Pick out each line of the records that includes the string "weight", and copy it.

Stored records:
━━━━━━━━
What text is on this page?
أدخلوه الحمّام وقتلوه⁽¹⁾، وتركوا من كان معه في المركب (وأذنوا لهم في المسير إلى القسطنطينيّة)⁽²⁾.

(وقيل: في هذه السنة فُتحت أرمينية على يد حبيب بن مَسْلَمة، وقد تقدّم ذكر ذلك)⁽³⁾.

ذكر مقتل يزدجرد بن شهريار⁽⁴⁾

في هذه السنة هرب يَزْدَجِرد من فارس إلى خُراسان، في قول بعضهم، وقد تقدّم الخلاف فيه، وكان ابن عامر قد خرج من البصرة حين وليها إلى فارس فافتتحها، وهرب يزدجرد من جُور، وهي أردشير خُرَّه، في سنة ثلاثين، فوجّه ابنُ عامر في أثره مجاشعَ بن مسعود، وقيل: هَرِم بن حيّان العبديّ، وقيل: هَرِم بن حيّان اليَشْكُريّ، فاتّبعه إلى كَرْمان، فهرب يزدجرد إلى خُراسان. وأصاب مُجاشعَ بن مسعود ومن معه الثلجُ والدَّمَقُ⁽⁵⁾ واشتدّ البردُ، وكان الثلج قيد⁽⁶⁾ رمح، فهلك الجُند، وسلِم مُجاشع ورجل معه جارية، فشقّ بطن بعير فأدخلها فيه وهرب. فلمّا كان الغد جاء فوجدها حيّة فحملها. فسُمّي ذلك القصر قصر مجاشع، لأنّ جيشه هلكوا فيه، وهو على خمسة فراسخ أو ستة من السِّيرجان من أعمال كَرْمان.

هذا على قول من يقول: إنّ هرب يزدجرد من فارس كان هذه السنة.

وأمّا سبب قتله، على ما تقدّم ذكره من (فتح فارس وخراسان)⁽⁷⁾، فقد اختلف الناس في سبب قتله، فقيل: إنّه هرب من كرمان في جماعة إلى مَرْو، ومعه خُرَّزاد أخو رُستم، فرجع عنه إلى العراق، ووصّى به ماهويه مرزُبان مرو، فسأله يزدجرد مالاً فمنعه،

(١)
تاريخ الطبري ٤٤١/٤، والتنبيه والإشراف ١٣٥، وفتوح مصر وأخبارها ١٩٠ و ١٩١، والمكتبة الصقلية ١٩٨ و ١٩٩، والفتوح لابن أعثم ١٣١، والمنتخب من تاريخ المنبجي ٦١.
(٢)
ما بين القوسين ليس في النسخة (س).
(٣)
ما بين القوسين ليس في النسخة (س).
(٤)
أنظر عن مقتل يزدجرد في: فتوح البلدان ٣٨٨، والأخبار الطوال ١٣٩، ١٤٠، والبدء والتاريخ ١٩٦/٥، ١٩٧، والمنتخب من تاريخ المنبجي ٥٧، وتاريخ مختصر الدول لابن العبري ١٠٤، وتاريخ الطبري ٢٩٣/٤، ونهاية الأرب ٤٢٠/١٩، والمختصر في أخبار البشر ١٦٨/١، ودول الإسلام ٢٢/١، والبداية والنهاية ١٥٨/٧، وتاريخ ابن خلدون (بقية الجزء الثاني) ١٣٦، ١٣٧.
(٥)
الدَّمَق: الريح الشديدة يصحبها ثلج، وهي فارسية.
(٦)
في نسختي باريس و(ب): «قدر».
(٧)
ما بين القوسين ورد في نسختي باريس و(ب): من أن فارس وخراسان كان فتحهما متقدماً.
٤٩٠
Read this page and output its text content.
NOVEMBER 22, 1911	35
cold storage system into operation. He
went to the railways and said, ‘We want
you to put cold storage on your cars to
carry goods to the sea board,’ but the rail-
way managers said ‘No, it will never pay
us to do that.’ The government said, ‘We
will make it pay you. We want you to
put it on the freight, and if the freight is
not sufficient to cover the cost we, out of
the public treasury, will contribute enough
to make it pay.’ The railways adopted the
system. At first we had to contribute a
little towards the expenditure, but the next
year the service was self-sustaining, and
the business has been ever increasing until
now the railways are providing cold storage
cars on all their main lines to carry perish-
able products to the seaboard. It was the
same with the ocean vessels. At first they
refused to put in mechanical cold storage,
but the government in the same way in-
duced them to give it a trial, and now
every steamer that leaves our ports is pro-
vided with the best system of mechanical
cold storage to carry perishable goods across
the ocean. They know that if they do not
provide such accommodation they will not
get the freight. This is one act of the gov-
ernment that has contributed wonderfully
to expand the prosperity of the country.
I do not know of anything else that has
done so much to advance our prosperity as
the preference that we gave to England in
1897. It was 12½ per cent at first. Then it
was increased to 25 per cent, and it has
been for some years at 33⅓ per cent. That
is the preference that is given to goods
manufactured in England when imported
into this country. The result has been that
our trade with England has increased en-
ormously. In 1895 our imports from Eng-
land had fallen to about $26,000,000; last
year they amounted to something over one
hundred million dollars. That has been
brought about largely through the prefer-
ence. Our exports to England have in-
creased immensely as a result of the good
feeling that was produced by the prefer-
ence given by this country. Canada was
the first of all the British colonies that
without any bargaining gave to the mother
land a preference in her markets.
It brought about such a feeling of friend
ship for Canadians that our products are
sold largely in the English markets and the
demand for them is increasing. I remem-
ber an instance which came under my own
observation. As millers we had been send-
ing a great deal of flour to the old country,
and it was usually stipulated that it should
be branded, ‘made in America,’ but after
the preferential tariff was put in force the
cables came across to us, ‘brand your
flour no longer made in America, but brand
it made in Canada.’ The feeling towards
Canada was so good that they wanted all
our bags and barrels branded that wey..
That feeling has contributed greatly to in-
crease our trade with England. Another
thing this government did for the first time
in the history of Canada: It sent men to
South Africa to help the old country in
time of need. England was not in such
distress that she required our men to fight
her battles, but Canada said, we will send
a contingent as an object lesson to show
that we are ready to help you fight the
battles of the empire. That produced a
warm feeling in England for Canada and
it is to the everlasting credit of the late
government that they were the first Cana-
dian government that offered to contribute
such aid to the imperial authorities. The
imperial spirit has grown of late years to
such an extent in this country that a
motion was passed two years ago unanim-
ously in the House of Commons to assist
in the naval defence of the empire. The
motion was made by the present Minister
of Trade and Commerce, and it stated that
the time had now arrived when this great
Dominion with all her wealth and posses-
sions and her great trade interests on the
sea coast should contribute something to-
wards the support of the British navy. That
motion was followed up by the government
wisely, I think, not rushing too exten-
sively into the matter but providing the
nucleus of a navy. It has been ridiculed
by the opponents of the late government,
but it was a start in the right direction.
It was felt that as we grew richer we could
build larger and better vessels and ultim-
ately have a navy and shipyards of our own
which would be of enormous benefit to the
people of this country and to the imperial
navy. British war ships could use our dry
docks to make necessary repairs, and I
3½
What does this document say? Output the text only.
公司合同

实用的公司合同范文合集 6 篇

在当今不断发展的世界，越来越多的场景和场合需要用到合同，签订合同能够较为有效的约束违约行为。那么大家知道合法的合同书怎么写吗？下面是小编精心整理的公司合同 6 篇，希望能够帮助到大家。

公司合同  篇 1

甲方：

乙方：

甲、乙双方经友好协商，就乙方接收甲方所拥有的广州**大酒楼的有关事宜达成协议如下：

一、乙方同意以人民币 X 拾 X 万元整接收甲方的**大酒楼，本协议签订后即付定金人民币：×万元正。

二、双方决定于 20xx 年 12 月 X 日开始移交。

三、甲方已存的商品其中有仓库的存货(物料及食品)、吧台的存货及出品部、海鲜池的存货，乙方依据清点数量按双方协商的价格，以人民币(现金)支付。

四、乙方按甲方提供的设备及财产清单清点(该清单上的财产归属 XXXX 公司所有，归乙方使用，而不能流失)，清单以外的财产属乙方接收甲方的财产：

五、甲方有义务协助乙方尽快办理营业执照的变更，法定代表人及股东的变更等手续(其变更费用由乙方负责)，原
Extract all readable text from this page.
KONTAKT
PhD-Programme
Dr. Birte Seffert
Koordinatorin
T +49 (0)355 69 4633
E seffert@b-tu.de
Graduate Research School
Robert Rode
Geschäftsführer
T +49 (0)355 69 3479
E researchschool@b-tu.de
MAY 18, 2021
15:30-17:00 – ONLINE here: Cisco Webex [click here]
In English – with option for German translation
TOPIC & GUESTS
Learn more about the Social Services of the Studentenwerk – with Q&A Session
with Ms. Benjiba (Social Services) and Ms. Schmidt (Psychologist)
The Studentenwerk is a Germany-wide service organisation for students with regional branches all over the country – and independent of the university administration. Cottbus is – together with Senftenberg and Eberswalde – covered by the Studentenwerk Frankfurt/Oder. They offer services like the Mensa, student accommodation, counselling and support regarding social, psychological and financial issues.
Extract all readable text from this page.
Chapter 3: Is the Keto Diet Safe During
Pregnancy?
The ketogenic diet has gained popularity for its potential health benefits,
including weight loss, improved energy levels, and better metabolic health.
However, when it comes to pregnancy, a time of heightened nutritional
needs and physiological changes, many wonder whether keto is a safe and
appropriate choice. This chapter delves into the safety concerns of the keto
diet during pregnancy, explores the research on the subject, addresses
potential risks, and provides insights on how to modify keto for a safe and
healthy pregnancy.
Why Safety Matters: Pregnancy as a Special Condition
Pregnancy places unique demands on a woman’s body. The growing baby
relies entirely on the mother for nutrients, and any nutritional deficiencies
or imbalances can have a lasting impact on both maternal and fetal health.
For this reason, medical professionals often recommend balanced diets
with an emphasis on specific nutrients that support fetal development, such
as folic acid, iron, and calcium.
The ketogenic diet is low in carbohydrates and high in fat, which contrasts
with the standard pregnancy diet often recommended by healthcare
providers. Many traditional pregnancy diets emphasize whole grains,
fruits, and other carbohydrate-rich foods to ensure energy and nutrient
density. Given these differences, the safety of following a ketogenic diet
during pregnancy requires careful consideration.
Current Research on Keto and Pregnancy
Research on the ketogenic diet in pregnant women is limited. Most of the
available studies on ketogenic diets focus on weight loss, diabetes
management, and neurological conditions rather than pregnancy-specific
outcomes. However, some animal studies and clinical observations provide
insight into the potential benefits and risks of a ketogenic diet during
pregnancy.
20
━━━━━━━━
Problem solution —
including weight loss, improved energy levels, and better metabolic health.
available studies on ketogenic diets focus on weight loss, diabetes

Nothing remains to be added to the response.